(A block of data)
※ ※ ※

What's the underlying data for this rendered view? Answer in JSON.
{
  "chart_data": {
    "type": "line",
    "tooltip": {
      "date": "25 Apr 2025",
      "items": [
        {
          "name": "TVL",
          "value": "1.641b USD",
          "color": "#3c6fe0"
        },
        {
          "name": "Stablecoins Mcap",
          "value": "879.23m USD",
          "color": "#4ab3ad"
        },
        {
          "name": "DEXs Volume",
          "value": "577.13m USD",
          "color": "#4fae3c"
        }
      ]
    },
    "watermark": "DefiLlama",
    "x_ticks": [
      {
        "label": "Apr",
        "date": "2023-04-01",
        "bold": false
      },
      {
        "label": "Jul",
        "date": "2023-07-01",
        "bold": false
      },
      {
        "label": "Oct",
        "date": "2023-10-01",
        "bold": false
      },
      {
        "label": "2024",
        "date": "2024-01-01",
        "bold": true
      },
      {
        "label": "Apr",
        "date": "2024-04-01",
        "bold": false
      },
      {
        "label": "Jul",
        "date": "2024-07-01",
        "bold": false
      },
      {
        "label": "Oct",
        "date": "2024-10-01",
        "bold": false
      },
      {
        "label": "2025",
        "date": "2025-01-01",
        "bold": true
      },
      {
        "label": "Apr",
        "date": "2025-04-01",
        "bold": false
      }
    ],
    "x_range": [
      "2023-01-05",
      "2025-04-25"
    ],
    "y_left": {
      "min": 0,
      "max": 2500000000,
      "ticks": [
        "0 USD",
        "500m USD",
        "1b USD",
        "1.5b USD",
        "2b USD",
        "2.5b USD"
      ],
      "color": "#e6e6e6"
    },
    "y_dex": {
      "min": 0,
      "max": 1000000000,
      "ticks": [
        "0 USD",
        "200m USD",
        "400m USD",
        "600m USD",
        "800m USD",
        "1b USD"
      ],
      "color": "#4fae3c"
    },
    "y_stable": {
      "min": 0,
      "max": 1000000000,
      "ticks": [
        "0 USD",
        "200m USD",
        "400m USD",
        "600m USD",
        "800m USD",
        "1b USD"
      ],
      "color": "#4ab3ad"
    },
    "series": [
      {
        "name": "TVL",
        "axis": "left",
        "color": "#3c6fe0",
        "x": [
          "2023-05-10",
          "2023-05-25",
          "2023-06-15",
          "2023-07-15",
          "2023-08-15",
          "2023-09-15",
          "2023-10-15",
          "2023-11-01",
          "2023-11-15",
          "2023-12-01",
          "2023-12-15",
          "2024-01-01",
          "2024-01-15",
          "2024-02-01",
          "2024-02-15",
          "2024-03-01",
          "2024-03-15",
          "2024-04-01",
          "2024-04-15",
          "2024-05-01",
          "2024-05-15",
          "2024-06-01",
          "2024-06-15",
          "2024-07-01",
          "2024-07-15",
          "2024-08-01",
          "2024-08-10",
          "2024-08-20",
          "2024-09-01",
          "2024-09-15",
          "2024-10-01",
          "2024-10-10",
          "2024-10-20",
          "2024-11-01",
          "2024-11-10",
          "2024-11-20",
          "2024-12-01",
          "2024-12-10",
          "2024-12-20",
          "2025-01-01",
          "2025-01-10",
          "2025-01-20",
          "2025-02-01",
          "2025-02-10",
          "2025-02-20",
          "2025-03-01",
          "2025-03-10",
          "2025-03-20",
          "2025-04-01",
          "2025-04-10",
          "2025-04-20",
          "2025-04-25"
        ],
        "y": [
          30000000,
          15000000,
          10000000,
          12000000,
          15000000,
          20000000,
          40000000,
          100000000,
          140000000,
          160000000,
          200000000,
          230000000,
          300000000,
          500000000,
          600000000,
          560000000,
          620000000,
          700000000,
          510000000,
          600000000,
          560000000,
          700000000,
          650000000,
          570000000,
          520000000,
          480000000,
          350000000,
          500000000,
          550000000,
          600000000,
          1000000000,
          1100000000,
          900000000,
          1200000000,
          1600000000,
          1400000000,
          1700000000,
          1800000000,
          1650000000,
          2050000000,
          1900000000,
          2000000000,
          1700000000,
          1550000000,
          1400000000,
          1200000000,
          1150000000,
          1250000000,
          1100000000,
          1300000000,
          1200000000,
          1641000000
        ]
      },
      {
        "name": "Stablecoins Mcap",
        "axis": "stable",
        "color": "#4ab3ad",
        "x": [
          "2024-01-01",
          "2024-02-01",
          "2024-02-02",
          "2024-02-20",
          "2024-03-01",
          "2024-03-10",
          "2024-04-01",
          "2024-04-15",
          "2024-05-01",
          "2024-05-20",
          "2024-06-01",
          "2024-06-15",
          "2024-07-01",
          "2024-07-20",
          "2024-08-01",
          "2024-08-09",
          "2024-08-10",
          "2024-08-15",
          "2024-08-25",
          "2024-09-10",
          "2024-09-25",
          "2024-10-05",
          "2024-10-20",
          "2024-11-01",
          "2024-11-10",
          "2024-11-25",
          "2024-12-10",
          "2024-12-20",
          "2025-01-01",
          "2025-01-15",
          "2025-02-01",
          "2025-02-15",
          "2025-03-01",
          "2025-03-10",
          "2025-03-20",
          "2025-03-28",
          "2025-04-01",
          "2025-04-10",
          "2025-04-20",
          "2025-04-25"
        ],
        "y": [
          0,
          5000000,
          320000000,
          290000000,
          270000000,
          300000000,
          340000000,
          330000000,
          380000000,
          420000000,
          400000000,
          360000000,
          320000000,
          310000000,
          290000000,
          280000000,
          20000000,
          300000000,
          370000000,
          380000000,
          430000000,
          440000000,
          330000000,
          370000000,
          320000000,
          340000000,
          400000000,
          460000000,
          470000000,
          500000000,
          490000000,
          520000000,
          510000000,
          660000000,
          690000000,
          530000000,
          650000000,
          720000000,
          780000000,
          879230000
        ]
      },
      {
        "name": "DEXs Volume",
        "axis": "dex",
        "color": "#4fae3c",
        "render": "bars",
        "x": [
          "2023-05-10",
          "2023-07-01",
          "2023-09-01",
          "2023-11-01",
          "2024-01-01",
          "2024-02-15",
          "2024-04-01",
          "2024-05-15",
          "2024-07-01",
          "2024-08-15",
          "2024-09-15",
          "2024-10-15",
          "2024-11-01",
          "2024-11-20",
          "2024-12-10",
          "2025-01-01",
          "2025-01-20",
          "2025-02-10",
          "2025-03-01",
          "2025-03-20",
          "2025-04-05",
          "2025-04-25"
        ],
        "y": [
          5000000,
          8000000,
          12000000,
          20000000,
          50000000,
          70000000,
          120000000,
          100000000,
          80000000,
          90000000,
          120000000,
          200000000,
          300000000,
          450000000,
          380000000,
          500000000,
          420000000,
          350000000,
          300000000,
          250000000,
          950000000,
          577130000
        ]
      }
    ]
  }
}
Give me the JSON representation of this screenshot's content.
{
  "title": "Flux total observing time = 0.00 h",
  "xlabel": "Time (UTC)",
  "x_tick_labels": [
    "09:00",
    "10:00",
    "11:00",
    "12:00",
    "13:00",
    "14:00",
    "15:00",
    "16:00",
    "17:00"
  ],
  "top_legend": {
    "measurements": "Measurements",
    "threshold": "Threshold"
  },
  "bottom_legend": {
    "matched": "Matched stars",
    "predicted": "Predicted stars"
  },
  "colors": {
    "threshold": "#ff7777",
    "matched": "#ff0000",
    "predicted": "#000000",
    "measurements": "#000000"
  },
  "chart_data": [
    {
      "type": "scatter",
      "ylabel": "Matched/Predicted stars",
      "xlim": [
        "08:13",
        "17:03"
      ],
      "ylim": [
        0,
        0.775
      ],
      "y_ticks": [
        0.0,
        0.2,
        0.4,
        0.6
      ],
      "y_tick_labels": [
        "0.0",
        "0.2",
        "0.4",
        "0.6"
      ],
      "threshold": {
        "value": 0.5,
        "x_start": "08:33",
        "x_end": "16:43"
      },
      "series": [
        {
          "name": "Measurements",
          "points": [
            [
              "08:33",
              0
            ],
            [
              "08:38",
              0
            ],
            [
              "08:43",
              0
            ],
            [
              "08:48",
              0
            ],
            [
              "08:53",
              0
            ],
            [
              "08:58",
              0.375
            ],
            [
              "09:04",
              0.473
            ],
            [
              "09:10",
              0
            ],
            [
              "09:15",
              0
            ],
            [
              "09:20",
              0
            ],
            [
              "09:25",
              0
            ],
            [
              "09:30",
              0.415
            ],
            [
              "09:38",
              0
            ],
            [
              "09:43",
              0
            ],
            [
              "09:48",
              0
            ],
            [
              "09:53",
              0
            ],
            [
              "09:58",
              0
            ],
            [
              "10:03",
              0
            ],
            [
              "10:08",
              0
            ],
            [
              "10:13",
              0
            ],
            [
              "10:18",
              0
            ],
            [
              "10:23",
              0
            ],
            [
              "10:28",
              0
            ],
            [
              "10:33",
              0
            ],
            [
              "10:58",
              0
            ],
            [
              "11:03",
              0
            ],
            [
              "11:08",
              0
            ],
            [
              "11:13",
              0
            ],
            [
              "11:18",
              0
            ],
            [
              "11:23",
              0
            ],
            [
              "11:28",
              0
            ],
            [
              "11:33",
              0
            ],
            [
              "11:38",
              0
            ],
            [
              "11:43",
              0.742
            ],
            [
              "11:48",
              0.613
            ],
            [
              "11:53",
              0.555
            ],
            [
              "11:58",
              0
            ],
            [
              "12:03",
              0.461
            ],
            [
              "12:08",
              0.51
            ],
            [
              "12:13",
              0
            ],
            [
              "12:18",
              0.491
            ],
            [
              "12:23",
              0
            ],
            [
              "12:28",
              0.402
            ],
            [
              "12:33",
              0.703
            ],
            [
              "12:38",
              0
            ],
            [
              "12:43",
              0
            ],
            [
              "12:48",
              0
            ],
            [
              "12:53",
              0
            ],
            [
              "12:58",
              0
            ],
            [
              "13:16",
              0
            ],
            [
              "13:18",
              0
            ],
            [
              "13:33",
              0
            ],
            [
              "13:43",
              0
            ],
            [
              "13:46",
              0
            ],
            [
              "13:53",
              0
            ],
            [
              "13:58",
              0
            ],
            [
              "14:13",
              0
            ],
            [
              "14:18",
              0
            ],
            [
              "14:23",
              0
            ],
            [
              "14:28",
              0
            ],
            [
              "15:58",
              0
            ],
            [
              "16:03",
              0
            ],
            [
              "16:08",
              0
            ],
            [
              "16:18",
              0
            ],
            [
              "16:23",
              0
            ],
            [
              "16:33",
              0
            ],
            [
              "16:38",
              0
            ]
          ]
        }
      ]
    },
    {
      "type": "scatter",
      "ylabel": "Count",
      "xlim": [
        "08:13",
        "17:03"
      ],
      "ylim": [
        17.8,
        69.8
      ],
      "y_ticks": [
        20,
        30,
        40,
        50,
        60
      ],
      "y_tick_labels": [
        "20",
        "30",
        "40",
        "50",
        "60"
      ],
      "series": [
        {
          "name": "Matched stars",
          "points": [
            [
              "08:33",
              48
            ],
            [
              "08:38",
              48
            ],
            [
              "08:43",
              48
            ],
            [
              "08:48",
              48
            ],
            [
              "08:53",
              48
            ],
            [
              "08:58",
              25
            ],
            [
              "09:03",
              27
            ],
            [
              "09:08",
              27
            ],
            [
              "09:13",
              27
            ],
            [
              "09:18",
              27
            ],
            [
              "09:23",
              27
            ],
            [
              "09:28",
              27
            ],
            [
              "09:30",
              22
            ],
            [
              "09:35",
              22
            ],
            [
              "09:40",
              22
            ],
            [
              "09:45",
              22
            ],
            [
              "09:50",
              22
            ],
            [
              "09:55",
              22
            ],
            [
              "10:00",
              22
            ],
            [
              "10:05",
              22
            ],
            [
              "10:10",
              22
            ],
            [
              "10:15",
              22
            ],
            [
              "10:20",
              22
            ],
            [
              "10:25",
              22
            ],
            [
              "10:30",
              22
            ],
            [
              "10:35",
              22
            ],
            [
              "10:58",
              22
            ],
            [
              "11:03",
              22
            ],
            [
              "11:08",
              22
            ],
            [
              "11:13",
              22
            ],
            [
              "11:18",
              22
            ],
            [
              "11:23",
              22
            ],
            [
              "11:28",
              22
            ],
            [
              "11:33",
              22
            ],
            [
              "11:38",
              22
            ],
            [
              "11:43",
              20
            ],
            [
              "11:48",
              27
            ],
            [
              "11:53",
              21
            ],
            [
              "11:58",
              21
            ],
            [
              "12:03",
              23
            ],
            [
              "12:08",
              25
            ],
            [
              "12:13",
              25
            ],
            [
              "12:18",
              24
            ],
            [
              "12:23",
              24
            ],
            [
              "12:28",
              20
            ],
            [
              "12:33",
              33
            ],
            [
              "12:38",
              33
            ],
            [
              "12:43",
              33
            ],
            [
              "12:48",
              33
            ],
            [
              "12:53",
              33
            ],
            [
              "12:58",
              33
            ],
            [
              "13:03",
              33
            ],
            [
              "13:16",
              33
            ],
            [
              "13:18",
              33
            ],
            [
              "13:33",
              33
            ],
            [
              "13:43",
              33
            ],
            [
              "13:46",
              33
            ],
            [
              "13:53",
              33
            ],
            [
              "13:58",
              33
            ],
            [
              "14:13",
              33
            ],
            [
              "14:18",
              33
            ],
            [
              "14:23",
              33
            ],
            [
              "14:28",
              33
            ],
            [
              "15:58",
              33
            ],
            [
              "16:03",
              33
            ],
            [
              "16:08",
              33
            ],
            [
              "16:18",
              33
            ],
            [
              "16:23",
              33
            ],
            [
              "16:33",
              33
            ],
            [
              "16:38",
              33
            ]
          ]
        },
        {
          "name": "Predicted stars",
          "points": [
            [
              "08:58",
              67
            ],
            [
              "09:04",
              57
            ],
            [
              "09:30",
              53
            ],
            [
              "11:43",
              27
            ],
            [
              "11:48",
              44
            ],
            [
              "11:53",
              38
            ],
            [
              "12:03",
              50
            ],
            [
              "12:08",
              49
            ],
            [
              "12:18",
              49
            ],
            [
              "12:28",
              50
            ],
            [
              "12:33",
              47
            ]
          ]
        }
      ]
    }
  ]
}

※ ※ ※

GIVEN EXERCISE:
Pull every line containing "Stablecoins" out of the data above.

OUTPUT:
          "name": "Stablecoins Mcap",
        "name": "Stablecoins Mcap",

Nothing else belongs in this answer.